▶ _Stated task_
Where a line of the listing below includes the word "погибшего", reproduce that line.
--------
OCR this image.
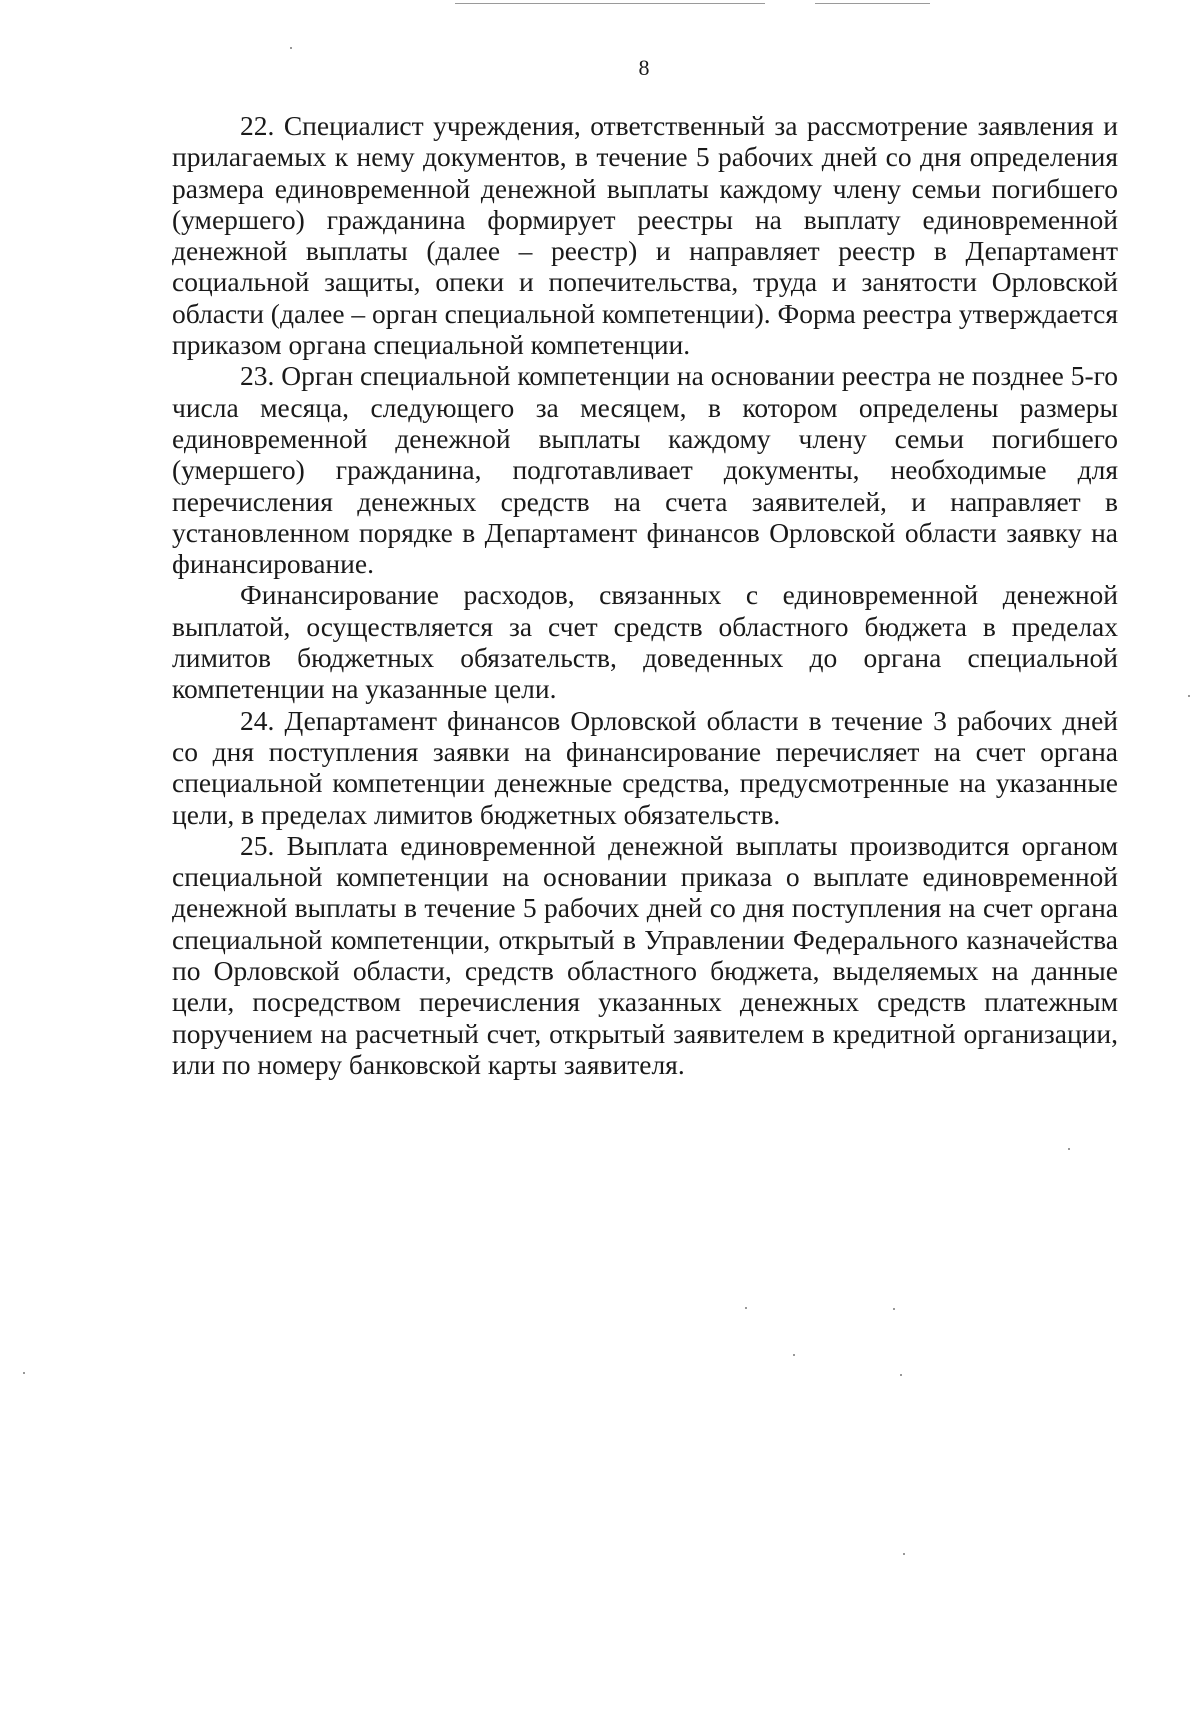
8

22. Специалист учреждения, ответственный за рассмотрение заявления и прилагаемых к нему документов, в течение 5 рабочих дней со дня определения размера единовременной денежной выплаты каждому члену семьи погибшего (умершего) гражданина формирует реестры на выплату единовременной денежной выплаты (далее – реестр) и направляет реестр в Департамент социальной защиты, опеки и попечительства, труда и занятости Орловской области (далее – орган специальной компетенции). Форма реестра утверждается приказом органа специальной компетенции.

23. Орган специальной компетенции на основании реестра не позднее 5-го числа месяца, следующего за месяцем, в котором определены размеры единовременной денежной выплаты каждому члену семьи погибшего (умершего) гражданина, подготавливает документы, необходимые для перечисления денежных средств на счета заявителей, и направляет в установленном порядке в Департамент финансов Орловской области заявку на финансирование.

Финансирование расходов, связанных с единовременной денежной выплатой, осуществляется за счет средств областного бюджета в пределах лимитов бюджетных обязательств, доведенных до органа специальной компетенции на указанные цели.

24. Департамент финансов Орловской области в течение 3 рабочих дней со дня поступления заявки на финансирование перечисляет на счет органа специальной компетенции денежные средства, предусмотренные на указанные цели, в пределах лимитов бюджетных обязательств.

25. Выплата единовременной денежной выплаты производится органом специальной компетенции на основании приказа о выплате единовременной денежной выплаты в течение 5 рабочих дней со дня поступления на счет органа специальной компетенции, открытый в Управлении Федерального казначейства по Орловской области, средств областного бюджета, выделяемых на данные цели, посредством перечисления указанных денежных средств платежным поручением на расчетный счет, открытый заявителем в кредитной организации, или по номеру банковской карты заявителя.
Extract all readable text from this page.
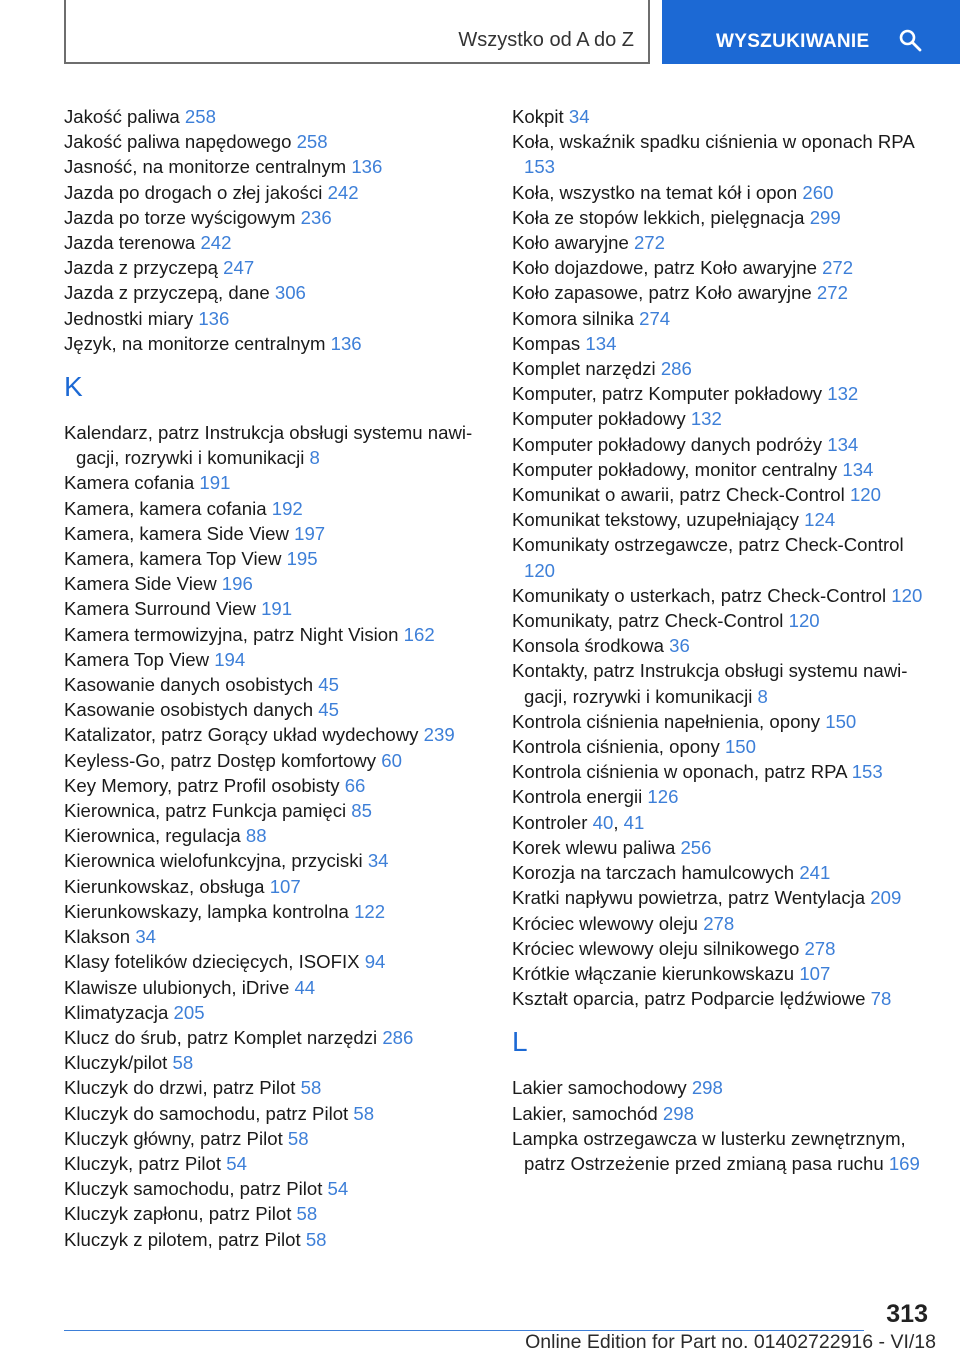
Wszystko od A do Z	WYSZUKIWANIE
Jakość paliwa 258
Jakość paliwa napędowego 258
Jasność, na monitorze centralnym 136
Jazda po drogach o złej jakości 242
Jazda po torze wyścigowym 236
Jazda terenowa 242
Jazda z przyczepą 247
Jazda z przyczepą, dane 306
Jednostki miary 136
Język, na monitorze centralnym 136
K
Kalendarz, patrz Instrukcja obsługi systemu nawigacji, rozrywki i komunikacji 8
Kamera cofania 191
Kamera, kamera cofania 192
Kamera, kamera Side View 197
Kamera, kamera Top View 195
Kamera Side View 196
Kamera Surround View 191
Kamera termowizyjna, patrz Night Vision 162
Kamera Top View 194
Kasowanie danych osobistych 45
Kasowanie osobistych danych 45
Katalizator, patrz Gorący układ wydechowy 239
Keyless-Go, patrz Dostęp komfortowy 60
Key Memory, patrz Profil osobisty 66
Kierownica, patrz Funkcja pamięci 85
Kierownica, regulacja 88
Kierownica wielofunkcyjna, przyciski 34
Kierunkowskaz, obsługa 107
Kierunkowskazy, lampka kontrolna 122
Klakson 34
Klasy fotelików dziecięcych, ISOFIX 94
Klawisze ulubionych, iDrive 44
Klimatyzacja 205
Klucz do śrub, patrz Komplet narzędzi 286
Kluczyk/pilot 58
Kluczyk do drzwi, patrz Pilot 58
Kluczyk do samochodu, patrz Pilot 58
Kluczyk główny, patrz Pilot 58
Kluczyk, patrz Pilot 54
Kluczyk samochodu, patrz Pilot 54
Kluczyk zapłonu, patrz Pilot 58
Kluczyk z pilotem, patrz Pilot 58
Kokpit 34
Koła, wskaźnik spadku ciśnienia w oponach RPA 153
Koła, wszystko na temat kół i opon 260
Koła ze stopów lekkich, pielęgnacja 299
Koło awaryjne 272
Koło dojazdowe, patrz Koło awaryjne 272
Koło zapasowe, patrz Koło awaryjne 272
Komora silnika 274
Kompas 134
Komplet narzędzi 286
Komputer, patrz Komputer pokładowy 132
Komputer pokładowy 132
Komputer pokładowy danych podróży 134
Komputer pokładowy, monitor centralny 134
Komunikat o awarii, patrz Check-Control 120
Komunikat tekstowy, uzupełniający 124
Komunikaty ostrzegawcze, patrz Check-Control 120
Komunikaty o usterkach, patrz Check-Control 120
Komunikaty, patrz Check-Control 120
Konsola środkowa 36
Kontakty, patrz Instrukcja obsługi systemu nawigacji, rozrywki i komunikacji 8
Kontrola ciśnienia napełnienia, opony 150
Kontrola ciśnienia, opony 150
Kontrola ciśnienia w oponach, patrz RPA 153
Kontrola energii 126
Kontroler 40, 41
Korek wlewu paliwa 256
Korozja na tarczach hamulcowych 241
Kratki napływu powietrza, patrz Wentylacja 209
Króciec wlewowy oleju 278
Króciec wlewowy oleju silnikowego 278
Krótkie włączanie kierunkowskazu 107
Kształt oparcia, patrz Podparcie lędźwiowe 78
L
Lakier samochodowy 298
Lakier, samochód 298
Lampka ostrzegawcza w lusterku zewnętrznym, patrz Ostrzeżenie przed zmianą pasa ruchu 169
313
Online Edition for Part no. 01402722916 - VI/18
--------
▶ _Full answer_
22. Специалист учреждения, ответственный за рассмотрение заявления и прилагаемых к нему документов, в течение 5 рабочих дней со дня определения размера единовременной денежной выплаты каждому члену семьи погибшего (умершего) гражданина формирует реестры на выплату единовременной денежной выплаты (далее – реестр) и направляет реестр в Департамент социальной защиты, опеки и попечительства, труда и занятости Орловской области (далее – орган специальной компетенции). Форма реестра утверждается приказом органа специальной компетенции.
23. Орган специальной компетенции на основании реестра не позднее 5-го числа месяца, следующего за месяцем, в котором определены размеры единовременной денежной выплаты каждому члену семьи погибшего (умершего) гражданина, подготавливает документы, необходимые для перечисления денежных средств на счета заявителей, и направляет в установленном порядке в Департамент финансов Орловской области заявку на финансирование.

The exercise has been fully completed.